• Given task: Below is a block of records: output all of them exactly and leave out the pictures.

>> START Source data

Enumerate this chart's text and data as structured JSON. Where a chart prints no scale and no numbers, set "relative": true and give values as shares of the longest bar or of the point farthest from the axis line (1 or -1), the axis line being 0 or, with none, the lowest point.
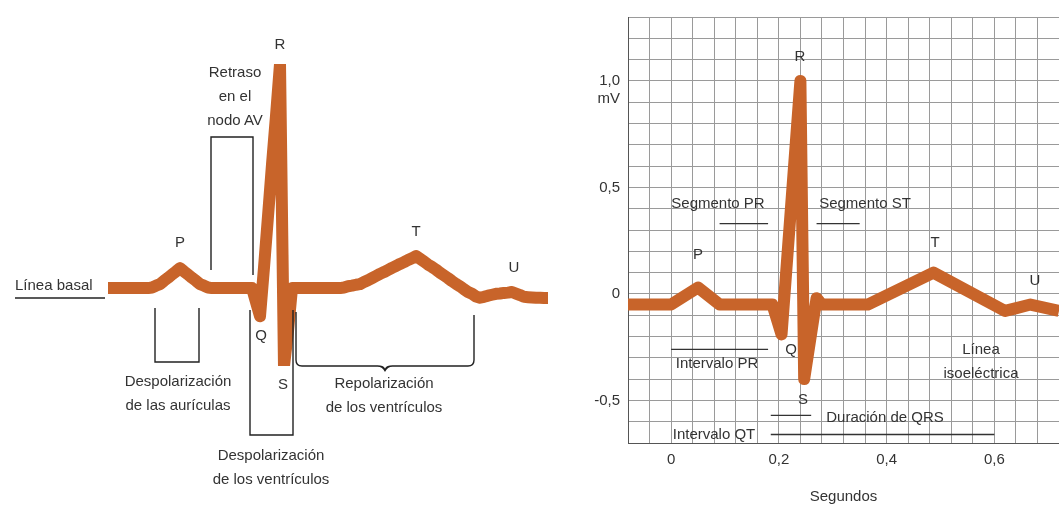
{
  "chart_data": [
    {
      "type": "line",
      "relative": true,
      "tick_labels": false,
      "grid": false,
      "categories": [
        null,
        null,
        null,
        null,
        null,
        null,
        null,
        null,
        null,
        null,
        null,
        null,
        null,
        null,
        null,
        null,
        null,
        null,
        null,
        null,
        null,
        null,
        null,
        null,
        null,
        null,
        null,
        null,
        null,
        null,
        null,
        null,
        null,
        null,
        null,
        null,
        null,
        null,
        null,
        null,
        null,
        null,
        null,
        null,
        null,
        null,
        null,
        null,
        null,
        null,
        null,
        null,
        null,
        null,
        null,
        null,
        null,
        null,
        null,
        null,
        null,
        null,
        null,
        null,
        null,
        null,
        null,
        null,
        null,
        null,
        null,
        null,
        null,
        null,
        null,
        null,
        null,
        null,
        null,
        null,
        null,
        null,
        null,
        null,
        null,
        null,
        null,
        null,
        null,
        null,
        null,
        null,
        null,
        null,
        null,
        null,
        null,
        null,
        null,
        null,
        null,
        null,
        null,
        null,
        null,
        null,
        null,
        null,
        null,
        null,
        null
      ],
      "series": [
        {
          "color": "#c8642a",
          "values": [
            0.258,
            0.258,
            0.258,
            0.258,
            0.258,
            0.258,
            0.258,
            0.258,
            0.258,
            0.258,
            0.258,
            0.26,
            0.266,
            0.271,
            0.282,
            0.292,
            0.303,
            0.313,
            0.324,
            0.313,
            0.303,
            0.292,
            0.282,
            0.271,
            0.266,
            0.26,
            0.258,
            0.258,
            0.258,
            0.258,
            0.258,
            0.258,
            0.258,
            0.258,
            0.258,
            0.258,
            0.258,
            0.212,
            0.165,
            0.326,
            0.496,
            0.667,
            0.829,
            1,
            0,
            0.116,
            0.258,
            0.258,
            0.258,
            0.258,
            0.258,
            0.258,
            0.258,
            0.258,
            0.258,
            0.258,
            0.258,
            0.258,
            0.258,
            0.26,
            0.264,
            0.266,
            0.269,
            0.271,
            0.278,
            0.284,
            0.291,
            0.298,
            0.305,
            0.311,
            0.318,
            0.325,
            0.331,
            0.338,
            0.344,
            0.351,
            0.357,
            0.364,
            0.355,
            0.346,
            0.336,
            0.328,
            0.319,
            0.309,
            0.3,
            0.291,
            0.281,
            0.272,
            0.264,
            0.254,
            0.245,
            0.239,
            0.23,
            0.226,
            0.229,
            0.233,
            0.236,
            0.239,
            0.24,
            0.242,
            0.243,
            0.245,
            0.24,
            0.235,
            0.229,
            0.228,
            0.227,
            0.226,
            0.226,
            0.225,
            0.225
          ]
        }
      ],
      "annotations": [
        "R",
        "Retraso en el nodo AV",
        "P",
        "T",
        "U",
        "Línea basal",
        "Q",
        "S",
        "Despolarización de las aurículas",
        "Despolarización de los ventrículos",
        "Repolarización de los ventrículos"
      ]
    },
    {
      "type": "line",
      "grid": true,
      "xlabel": "Segundos",
      "ylabel": "mV",
      "xlim": [
        -0.08,
        0.72
      ],
      "ylim": [
        -0.7,
        1.3
      ],
      "xticks": [
        {
          "value": -0.08,
          "label": null
        },
        {
          "value": -0.04,
          "label": null
        },
        0,
        {
          "value": 0.04,
          "label": null
        },
        {
          "value": 0.08,
          "label": null
        },
        {
          "value": 0.12,
          "label": null
        },
        {
          "value": 0.16,
          "label": null
        },
        {
          "value": 0.2,
          "label": "0,2"
        },
        {
          "value": 0.24,
          "label": null
        },
        {
          "value": 0.28,
          "label": null
        },
        {
          "value": 0.32,
          "label": null
        },
        {
          "value": 0.36,
          "label": null
        },
        {
          "value": 0.4,
          "label": "0,4"
        },
        {
          "value": 0.44,
          "label": null
        },
        {
          "value": 0.48,
          "label": null
        },
        {
          "value": 0.52,
          "label": null
        },
        {
          "value": 0.56,
          "label": null
        },
        {
          "value": 0.6,
          "label": "0,6"
        },
        {
          "value": 0.64,
          "label": null
        },
        {
          "value": 0.68,
          "label": null
        }
      ],
      "yticks": [
        {
          "value": -0.7,
          "label": null
        },
        {
          "value": -0.6,
          "label": null
        },
        {
          "value": -0.5,
          "label": "-0,5"
        },
        {
          "value": -0.4,
          "label": null
        },
        {
          "value": -0.3,
          "label": null
        },
        {
          "value": -0.2,
          "label": null
        },
        {
          "value": -0.1,
          "label": null
        },
        0,
        {
          "value": 0.1,
          "label": null
        },
        {
          "value": 0.2,
          "label": null
        },
        {
          "value": 0.3,
          "label": null
        },
        {
          "value": 0.4,
          "label": null
        },
        {
          "value": 0.5,
          "label": "0,5"
        },
        {
          "value": 0.6,
          "label": null
        },
        {
          "value": 0.7,
          "label": null
        },
        {
          "value": 0.8,
          "label": null
        },
        {
          "value": 0.9,
          "label": null
        },
        {
          "value": 1.0,
          "label": "1,0"
        },
        {
          "value": 1.1,
          "label": null
        },
        {
          "value": 1.2,
          "label": null
        },
        {
          "value": 1.3,
          "label": null
        }
      ],
      "series": [
        {
          "color": "#c8642a",
          "x": [
            -0.08,
            0,
            0.05,
            0.09,
            0.188,
            0.205,
            0.24,
            0.247,
            0.27,
            0.28,
            0.365,
            0.487,
            0.62,
            0.667,
            0.72
          ],
          "values": [
            -0.05,
            -0.05,
            0.03,
            -0.05,
            -0.05,
            -0.19,
            1.0,
            -0.4,
            -0.02,
            -0.05,
            -0.05,
            0.1,
            -0.08,
            -0.05,
            -0.08
          ]
        },
        {
          "color": "#333333",
          "x": [
            0.09,
            0.18
          ],
          "values": [
            0.33,
            0.33
          ]
        },
        {
          "color": "#333333",
          "x": [
            0.27,
            0.35
          ],
          "values": [
            0.33,
            0.33
          ]
        },
        {
          "color": "#333333",
          "x": [
            0,
            0.18
          ],
          "values": [
            -0.26,
            -0.26
          ]
        },
        {
          "color": "#333333",
          "x": [
            0.185,
            0.26
          ],
          "values": [
            -0.57,
            -0.57
          ]
        },
        {
          "color": "#333333",
          "x": [
            0.185,
            0.6
          ],
          "values": [
            -0.66,
            -0.66
          ]
        }
      ],
      "annotations": [
        "R",
        "P",
        "Q",
        "S",
        "T",
        "U",
        "Segmento PR",
        "Segmento ST",
        "Intervalo PR",
        "Duración de QRS",
        "Intervalo QT",
        "Línea isoeléctrica"
      ]
    }
  ]
}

>> END Source data

• Response to this task:
Enumerate this chart's text and data as structured JSON. Where a chart prints no scale and no numbers, set "relative": true and give values as shares of the longest bar or of the point farthest from the axis line (1 or -1), the axis line being 0 or, with none, the lowest point.
{
  "chart_data": [
    {
      "type": "line",
      "relative": true,
      "tick_labels": false,
      "grid": false,
      "categories": [
        null,
        null,
        null,
        null,
        null,
        null,
        null,
        null,
        null,
        null,
        null,
        null,
        null,
        null,
        null,
        null,
        null,
        null,
        null,
        null,
        null,
        null,
        null,
        null,
        null,
        null,
        null,
        null,
        null,
        null,
        null,
        null,
        null,
        null,
        null,
        null,
        null,
        null,
        null,
        null,
        null,
        null,
        null,
        null,
        null,
        null,
        null,
        null,
        null,
        null,
        null,
        null,
        null,
        null,
        null,
        null,
        null,
        null,
        null,
        null,
        null,
        null,
        null,
        null,
        null,
        null,
        null,
        null,
        null,
        null,
        null,
        null,
        null,
        null,
        null,
        null,
        null,
        null,
        null,
        null,
        null,
        null,
        null,
        null,
        null,
        null,
        null,
        null,
        null,
        null,
        null,
        null,
        null,
        null,
        null,
        null,
        null,
        null,
        null,
        null,
        null,
        null,
        null,
        null,
        null,
        null,
        null,
        null,
        null,
        null,
        null
      ],
      "series": [
        {
          "color": "#c8642a",
          "values": [
            0.258,
            0.258,
            0.258,
            0.258,
            0.258,
            0.258,
            0.258,
            0.258,
            0.258,
            0.258,
            0.258,
            0.26,
            0.266,
            0.271,
            0.282,
            0.292,
            0.303,
            0.313,
            0.324,
            0.313,
            0.303,
            0.292,
            0.282,
            0.271,
            0.266,
            0.26,
            0.258,
            0.258,
            0.258,
            0.258,
            0.258,
            0.258,
            0.258,
            0.258,
            0.258,
            0.258,
            0.258,
            0.212,
            0.165,
            0.326,
            0.496,
            0.667,
            0.829,
            1,
            0,
            0.116,
            0.258,
            0.258,
            0.258,
            0.258,
            0.258,
            0.258,
            0.258,
            0.258,
            0.258,
            0.258,
            0.258,
            0.258,
            0.258,
            0.26,
            0.264,
            0.266,
            0.269,
            0.271,
            0.278,
            0.284,
            0.291,
            0.298,
            0.305,
            0.311,
            0.318,
            0.325,
            0.331,
            0.338,
            0.344,
            0.351,
            0.357,
            0.364,
            0.355,
            0.346,
            0.336,
            0.328,
            0.319,
            0.309,
            0.3,
            0.291,
            0.281,
            0.272,
            0.264,
            0.254,
            0.245,
            0.239,
            0.23,
            0.226,
            0.229,
            0.233,
            0.236,
            0.239,
            0.24,
            0.242,
            0.243,
            0.245,
            0.24,
            0.235,
            0.229,
            0.228,
            0.227,
            0.226,
            0.226,
            0.225,
            0.225
          ]
        }
      ],
      "annotations": [
        "R",
        "Retraso en el nodo AV",
        "P",
        "T",
        "U",
        "Línea basal",
        "Q",
        "S",
        "Despolarización de las aurículas",
        "Despolarización de los ventrículos",
        "Repolarización de los ventrículos"
      ]
    },
    {
      "type": "line",
      "grid": true,
      "xlabel": "Segundos",
      "ylabel": "mV",
      "xlim": [
        -0.08,
        0.72
      ],
      "ylim": [
        -0.7,
        1.3
      ],
      "xticks": [
        {
          "value": -0.08,
          "label": null
        },
        {
          "value": -0.04,
          "label": null
        },
        0,
        {
          "value": 0.04,
          "label": null
        },
        {
          "value": 0.08,
          "label": null
        },
        {
          "value": 0.12,
          "label": null
        },
        {
          "value": 0.16,
          "label": null
        },
        {
          "value": 0.2,
          "label": "0,2"
        },
        {
          "value": 0.24,
          "label": null
        },
        {
          "value": 0.28,
          "label": null
        },
        {
          "value": 0.32,
          "label": null
        },
        {
          "value": 0.36,
          "label": null
        },
        {
          "value": 0.4,
          "label": "0,4"
        },
        {
          "value": 0.44,
          "label": null
        },
        {
          "value": 0.48,
          "label": null
        },
        {
          "value": 0.52,
          "label": null
        },
        {
          "value": 0.56,
          "label": null
        },
        {
          "value": 0.6,
          "label": "0,6"
        },
        {
          "value": 0.64,
          "label": null
        },
        {
          "value": 0.68,
          "label": null
        }
      ],
      "yticks": [
        {
          "value": -0.7,
          "label": null
        },
        {
          "value": -0.6,
          "label": null
        },
        {
          "value": -0.5,
          "label": "-0,5"
        },
        {
          "value": -0.4,
          "label": null
        },
        {
          "value": -0.3,
          "label": null
        },
        {
          "value": -0.2,
          "label": null
        },
        {
          "value": -0.1,
          "label": null
        },
        0,
        {
          "value": 0.1,
          "label": null
        },
        {
          "value": 0.2,
          "label": null
        },
        {
          "value": 0.3,
          "label": null
        },
        {
          "value": 0.4,
          "label": null
        },
        {
          "value": 0.5,
          "label": "0,5"
        },
        {
          "value": 0.6,
          "label": null
        },
        {
          "value": 0.7,
          "label": null
        },
        {
          "value": 0.8,
          "label": null
        },
        {
          "value": 0.9,
          "label": null
        },
        {
          "value": 1.0,
          "label": "1,0"
        },
        {
          "value": 1.1,
          "label": null
        },
        {
          "value": 1.2,
          "label": null
        },
        {
          "value": 1.3,
          "label": null
        }
      ],
      "series": [
        {
          "color": "#c8642a",
          "x": [
            -0.08,
            0,
            0.05,
            0.09,
            0.188,
            0.205,
            0.24,
            0.247,
            0.27,
            0.28,
            0.365,
            0.487,
            0.62,
            0.667,
            0.72
          ],
          "values": [
            -0.05,
            -0.05,
            0.03,
            -0.05,
            -0.05,
            -0.19,
            1.0,
            -0.4,
            -0.02,
            -0.05,
            -0.05,
            0.1,
            -0.08,
            -0.05,
            -0.08
          ]
        },
        {
          "color": "#333333",
          "x": [
            0.09,
            0.18
          ],
          "values": [
            0.33,
            0.33
          ]
        },
        {
          "color": "#333333",
          "x": [
            0.27,
            0.35
          ],
          "values": [
            0.33,
            0.33
          ]
        },
        {
          "color": "#333333",
          "x": [
            0,
            0.18
          ],
          "values": [
            -0.26,
            -0.26
          ]
        },
        {
          "color": "#333333",
          "x": [
            0.185,
            0.26
          ],
          "values": [
            -0.57,
            -0.57
          ]
        },
        {
          "color": "#333333",
          "x": [
            0.185,
            0.6
          ],
          "values": [
            -0.66,
            -0.66
          ]
        }
      ],
      "annotations": [
        "R",
        "P",
        "Q",
        "S",
        "T",
        "U",
        "Segmento PR",
        "Segmento ST",
        "Intervalo PR",
        "Duración de QRS",
        "Intervalo QT",
        "Línea isoeléctrica"
      ]
    }
  ]
}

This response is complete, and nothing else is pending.